[BEGIN Text excerpt]

Monday, June 27, 2016

The Accupuncture Points of Story

When you take moments to consider what progress--if any--you've made toward your goal of being an effective and interesting storyteller, you often come away with the sense of having regarded story as a living, functional entity and for your part in the equation, you regarding yourself as an acupuncturist, looking for vital, unseen junction points and confluences of force fields.

To your satisfaction, you've identified what you call PONR, the point reached in the unfolding of a story where some line has been overstepped, some border trespassed, whence it is too late to call everything off. Enough narrative has been set in motion so that there are bound to be consequences down the line. 

However one or more of the characters may try to restore circumstances to their earlier, prestory state, all parties concerned, the characters, the reader, and the writer have reached the Point of No Return.

You have also picked out the place (or places) within a story that precedes and leads up to the point of no return. This is the Defining Moment, a situation, memory, choice, even an ultimatum where the boulder of dramatic consequence is sent tumbling down the escarpment of Reality. The Defining moment often arrives early, may even be the opening momentum, as in the memorable opening line of Poe's short story "The Cask of Amontillado," which ends with the first-person narrator telling us, "...I vowed revenge."

A story may, of course, have more than one defining moment, the first leading us toward the Point of No Return, others arriving after that point has been reached to bolster the seeming inevitability of direction the story must take. For all there is mischief and action aplenty in Romeo and Juliet, the Defining Moment has to wait until the first meeting of the two lovers to be. 

Proof to you that Shakespeare would have agreed with your four-hundred-and some-odd-years-later acknowledgment is the fact that the first exchange of dialogue between these two fated individuals is rendered in a perfect Shakespearean sonnet. All text before is either free or blank verse.

You probably had the awareness of your newest awareness whirling about your brain pan much like the single bee bee inserted in every can of spray paint, but it only became apparent to you at this cognitive level after you'd stopped at the ATM of your bank to withdraw some cash. 

After your transaction was completed and you were in the parking lot, headed toward your car, you saw approaching you with loose-limbed purposefulness a young woman best described for this event as having heart-wrenching grace and attractiveness. Carrying a paper cup with a probable content of coffee to a probable nearby work destination, her effect on you was so complete that you made eye contact, then greeted her. "Good morning."

You both continued your separate directions for ten or twelve paces, you still pleased with the sight of her. Then you heard her.  "Wait a minute," she said.

Later, when you were in your car, thinking about the encounter, you recognized this event in a story as what you called A Critical Point.  Here's why. If the young woman had not replied, the matter would have vanished as, indeed, so many events and incidents die aborning in Real Time. Her response was a necessary condition to the creation of A Critical point, which is, as you'll intuit by now, the potential situation for a story to begin. Her active response was requisite to the development of A Critical Point.

Ah, you say, and in fact did say when you considered the implications, her lack of response was no less a response, but not so far as story is concerned. The moment she said "Wait a minute," the pieces for the Critical Point were beginning to assemble.  You turned to face her across the twenty or so feet between you. "Do I know you?"

That question could be construed as a pick-up line, were you several years your junior and had you asked it.  "You do now," you said, introducing yourself.  The critical point is reached. Contact and response. The beginning of a quasi-conversation.

"There was something in your voice that touched me," she said, without reciprocating your introduction. "I was in a terrible mood until you said 'Good morning.'"  Then she said, "Thank you." Then she turned to resume her original direction.

[END Text excerpt]
[BEGIN Dataset extract]

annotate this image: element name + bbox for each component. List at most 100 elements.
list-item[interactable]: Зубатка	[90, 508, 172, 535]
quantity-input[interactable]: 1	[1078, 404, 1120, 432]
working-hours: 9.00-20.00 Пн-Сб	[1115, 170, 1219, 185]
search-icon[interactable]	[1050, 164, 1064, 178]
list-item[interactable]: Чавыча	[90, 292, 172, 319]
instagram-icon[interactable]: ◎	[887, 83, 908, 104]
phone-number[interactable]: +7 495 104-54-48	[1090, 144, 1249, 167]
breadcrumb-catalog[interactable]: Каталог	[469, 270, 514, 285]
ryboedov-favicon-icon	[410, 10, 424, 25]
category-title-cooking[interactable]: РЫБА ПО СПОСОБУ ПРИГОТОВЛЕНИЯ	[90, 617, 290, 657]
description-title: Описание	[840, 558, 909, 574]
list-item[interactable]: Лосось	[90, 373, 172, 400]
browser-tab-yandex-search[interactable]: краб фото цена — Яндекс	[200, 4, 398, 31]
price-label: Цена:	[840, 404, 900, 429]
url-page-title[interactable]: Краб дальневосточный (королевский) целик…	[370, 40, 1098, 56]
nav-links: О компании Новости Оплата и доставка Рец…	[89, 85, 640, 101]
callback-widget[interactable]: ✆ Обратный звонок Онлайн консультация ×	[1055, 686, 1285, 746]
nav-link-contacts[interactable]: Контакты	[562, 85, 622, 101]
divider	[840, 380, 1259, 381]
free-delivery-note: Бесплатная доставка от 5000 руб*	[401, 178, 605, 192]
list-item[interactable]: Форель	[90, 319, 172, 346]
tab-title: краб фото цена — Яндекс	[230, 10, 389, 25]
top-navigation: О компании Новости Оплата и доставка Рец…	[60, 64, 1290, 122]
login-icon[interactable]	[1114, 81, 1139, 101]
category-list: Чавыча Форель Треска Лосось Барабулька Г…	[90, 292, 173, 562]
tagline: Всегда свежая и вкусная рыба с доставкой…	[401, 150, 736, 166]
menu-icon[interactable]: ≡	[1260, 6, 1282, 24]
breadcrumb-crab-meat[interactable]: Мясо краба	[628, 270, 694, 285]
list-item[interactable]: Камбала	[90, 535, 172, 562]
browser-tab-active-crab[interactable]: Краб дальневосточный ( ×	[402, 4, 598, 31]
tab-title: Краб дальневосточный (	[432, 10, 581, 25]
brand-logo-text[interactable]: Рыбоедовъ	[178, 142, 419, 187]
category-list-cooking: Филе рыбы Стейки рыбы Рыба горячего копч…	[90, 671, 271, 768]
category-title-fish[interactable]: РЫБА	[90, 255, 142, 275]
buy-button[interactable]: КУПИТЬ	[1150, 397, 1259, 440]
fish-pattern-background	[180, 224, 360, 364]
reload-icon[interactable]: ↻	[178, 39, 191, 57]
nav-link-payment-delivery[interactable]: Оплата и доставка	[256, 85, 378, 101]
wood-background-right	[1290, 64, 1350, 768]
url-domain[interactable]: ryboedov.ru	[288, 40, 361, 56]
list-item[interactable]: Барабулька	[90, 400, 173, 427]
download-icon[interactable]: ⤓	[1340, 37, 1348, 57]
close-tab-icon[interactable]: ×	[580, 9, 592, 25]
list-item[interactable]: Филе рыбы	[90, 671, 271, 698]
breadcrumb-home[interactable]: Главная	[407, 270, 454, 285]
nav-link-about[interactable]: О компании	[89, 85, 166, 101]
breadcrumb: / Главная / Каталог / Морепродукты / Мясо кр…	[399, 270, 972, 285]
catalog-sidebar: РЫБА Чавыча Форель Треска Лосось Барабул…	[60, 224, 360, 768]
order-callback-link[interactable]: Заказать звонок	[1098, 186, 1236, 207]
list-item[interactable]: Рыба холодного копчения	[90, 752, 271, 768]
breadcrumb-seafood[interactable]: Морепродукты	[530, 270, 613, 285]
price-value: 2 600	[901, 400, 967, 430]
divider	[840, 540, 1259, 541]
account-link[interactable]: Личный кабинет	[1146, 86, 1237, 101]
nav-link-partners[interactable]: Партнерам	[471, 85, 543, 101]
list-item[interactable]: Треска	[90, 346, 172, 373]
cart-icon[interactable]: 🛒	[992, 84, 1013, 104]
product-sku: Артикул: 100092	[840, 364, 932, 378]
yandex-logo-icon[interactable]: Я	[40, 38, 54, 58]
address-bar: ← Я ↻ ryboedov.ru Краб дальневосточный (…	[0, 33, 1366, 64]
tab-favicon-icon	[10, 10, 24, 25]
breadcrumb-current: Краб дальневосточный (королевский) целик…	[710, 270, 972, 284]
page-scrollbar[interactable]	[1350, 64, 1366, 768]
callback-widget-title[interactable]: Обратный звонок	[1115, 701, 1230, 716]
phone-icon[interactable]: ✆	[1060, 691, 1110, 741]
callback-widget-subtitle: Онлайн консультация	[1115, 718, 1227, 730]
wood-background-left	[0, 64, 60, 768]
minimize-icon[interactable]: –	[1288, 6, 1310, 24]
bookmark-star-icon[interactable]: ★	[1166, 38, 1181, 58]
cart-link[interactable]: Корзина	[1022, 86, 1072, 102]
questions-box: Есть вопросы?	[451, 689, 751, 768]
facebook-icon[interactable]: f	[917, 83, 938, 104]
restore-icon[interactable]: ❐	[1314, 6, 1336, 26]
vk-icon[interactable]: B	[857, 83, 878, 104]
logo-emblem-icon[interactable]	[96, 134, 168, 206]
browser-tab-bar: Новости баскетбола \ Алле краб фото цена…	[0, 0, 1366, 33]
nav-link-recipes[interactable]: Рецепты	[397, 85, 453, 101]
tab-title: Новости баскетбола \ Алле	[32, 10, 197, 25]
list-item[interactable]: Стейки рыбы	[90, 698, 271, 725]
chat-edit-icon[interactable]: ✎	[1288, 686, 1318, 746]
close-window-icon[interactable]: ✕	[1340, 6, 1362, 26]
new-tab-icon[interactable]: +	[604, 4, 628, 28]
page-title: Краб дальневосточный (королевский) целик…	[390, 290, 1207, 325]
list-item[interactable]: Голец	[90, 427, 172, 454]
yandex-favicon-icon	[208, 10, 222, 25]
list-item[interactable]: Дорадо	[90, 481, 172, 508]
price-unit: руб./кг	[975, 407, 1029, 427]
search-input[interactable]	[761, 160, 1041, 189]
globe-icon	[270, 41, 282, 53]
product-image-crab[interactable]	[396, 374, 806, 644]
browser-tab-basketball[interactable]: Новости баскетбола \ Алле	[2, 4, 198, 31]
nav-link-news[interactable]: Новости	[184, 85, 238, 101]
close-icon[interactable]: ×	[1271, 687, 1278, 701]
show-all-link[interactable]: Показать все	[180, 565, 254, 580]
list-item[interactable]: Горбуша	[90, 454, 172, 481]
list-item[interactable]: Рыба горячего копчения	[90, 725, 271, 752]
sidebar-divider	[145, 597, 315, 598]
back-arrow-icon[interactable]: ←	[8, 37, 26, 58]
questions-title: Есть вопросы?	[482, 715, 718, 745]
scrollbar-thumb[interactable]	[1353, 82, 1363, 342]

[END Dataset extract]

What is being asked ▸ Print the post on storytelling word for word, from "Monday, June 27, 2016" to "down the line.".

Written solution ▸
Monday, June 27, 2016

The Accupuncture Points of Story

When you take moments to consider what progress--if any--you've made toward your goal of being an effective and interesting storyteller, you often come away with the sense of having regarded story as a living, functional entity and for your part in the equation, you regarding yourself as an acupuncturist, looking for vital, unseen junction points and confluences of force fields.

To your satisfaction, you've identified what you call PONR, the point reached in the unfolding of a story where some line has been overstepped, some border trespassed, whence it is too late to call everything off. Enough narrative has been set in motion so that there are bound to be consequences down the line.